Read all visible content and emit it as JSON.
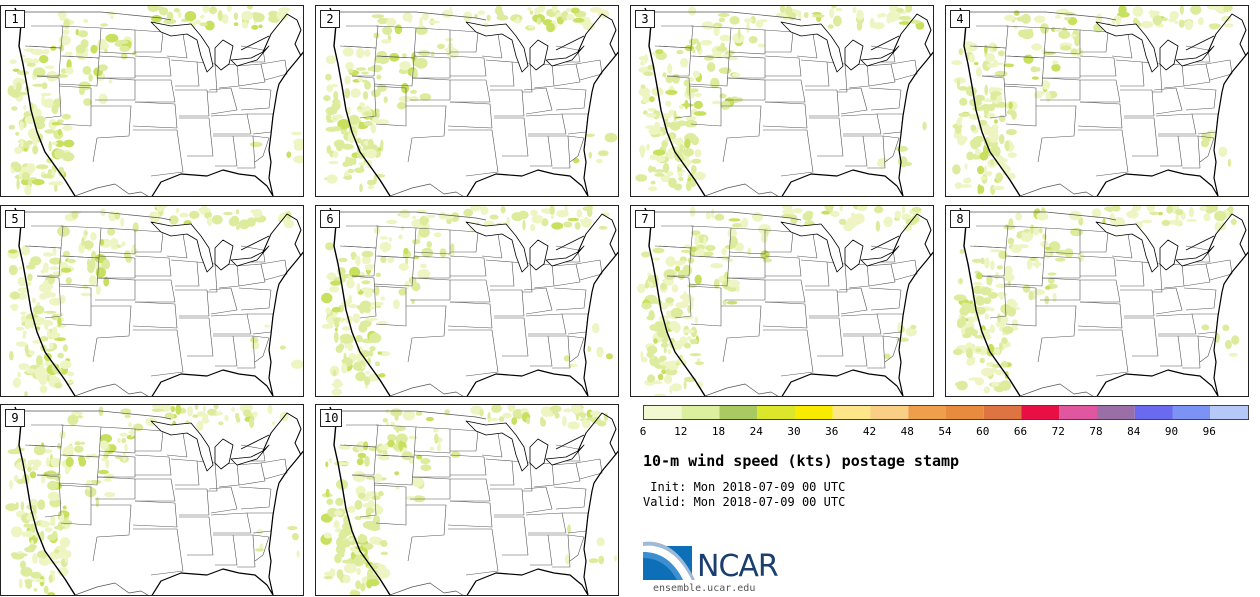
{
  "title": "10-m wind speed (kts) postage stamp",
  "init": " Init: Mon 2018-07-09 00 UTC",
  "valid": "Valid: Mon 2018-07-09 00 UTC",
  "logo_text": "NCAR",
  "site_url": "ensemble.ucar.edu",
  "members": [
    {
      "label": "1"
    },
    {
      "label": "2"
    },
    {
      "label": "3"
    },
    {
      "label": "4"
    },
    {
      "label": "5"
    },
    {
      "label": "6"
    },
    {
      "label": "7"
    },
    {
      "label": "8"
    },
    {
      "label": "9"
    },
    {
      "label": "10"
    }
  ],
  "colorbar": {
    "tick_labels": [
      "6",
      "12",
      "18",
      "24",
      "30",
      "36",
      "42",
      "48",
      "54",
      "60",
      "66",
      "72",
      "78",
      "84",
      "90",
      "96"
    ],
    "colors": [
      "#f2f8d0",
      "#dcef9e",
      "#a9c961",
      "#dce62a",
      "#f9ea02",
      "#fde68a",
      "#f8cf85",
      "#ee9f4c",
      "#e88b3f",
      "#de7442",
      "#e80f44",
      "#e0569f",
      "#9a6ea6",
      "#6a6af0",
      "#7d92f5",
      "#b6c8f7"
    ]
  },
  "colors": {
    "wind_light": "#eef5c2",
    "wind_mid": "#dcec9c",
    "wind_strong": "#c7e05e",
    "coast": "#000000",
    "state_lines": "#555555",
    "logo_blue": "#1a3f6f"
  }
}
--
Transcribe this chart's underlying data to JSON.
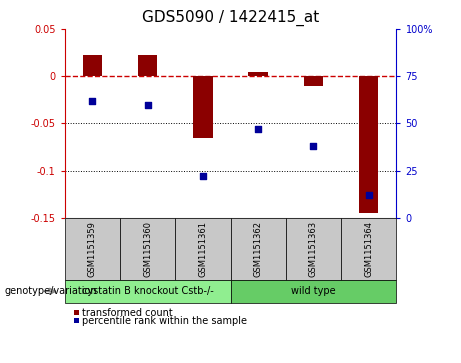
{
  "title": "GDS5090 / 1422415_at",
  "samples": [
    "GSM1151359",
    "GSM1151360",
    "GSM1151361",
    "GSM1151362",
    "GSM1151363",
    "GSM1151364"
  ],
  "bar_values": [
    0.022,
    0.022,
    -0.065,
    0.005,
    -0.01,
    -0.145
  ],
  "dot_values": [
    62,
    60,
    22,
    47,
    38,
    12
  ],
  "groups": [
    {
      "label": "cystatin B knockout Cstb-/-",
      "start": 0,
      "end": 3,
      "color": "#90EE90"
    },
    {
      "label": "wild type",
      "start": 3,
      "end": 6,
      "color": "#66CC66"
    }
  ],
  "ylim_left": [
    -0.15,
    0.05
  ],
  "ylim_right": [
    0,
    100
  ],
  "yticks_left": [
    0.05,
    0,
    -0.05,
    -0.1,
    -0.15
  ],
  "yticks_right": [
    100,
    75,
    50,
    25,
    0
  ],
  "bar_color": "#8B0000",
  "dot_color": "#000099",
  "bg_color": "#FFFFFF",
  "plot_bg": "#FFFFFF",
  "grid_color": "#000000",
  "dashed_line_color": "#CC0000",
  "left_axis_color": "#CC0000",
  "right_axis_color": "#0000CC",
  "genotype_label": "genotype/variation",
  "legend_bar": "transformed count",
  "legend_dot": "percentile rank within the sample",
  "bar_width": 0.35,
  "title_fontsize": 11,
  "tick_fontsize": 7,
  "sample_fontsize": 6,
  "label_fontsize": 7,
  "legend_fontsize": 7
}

GOAL OF THE EXERCISE:
Count the lines of the material that include the word "JSON", then state only the total.

WRITTEN REPLY:
2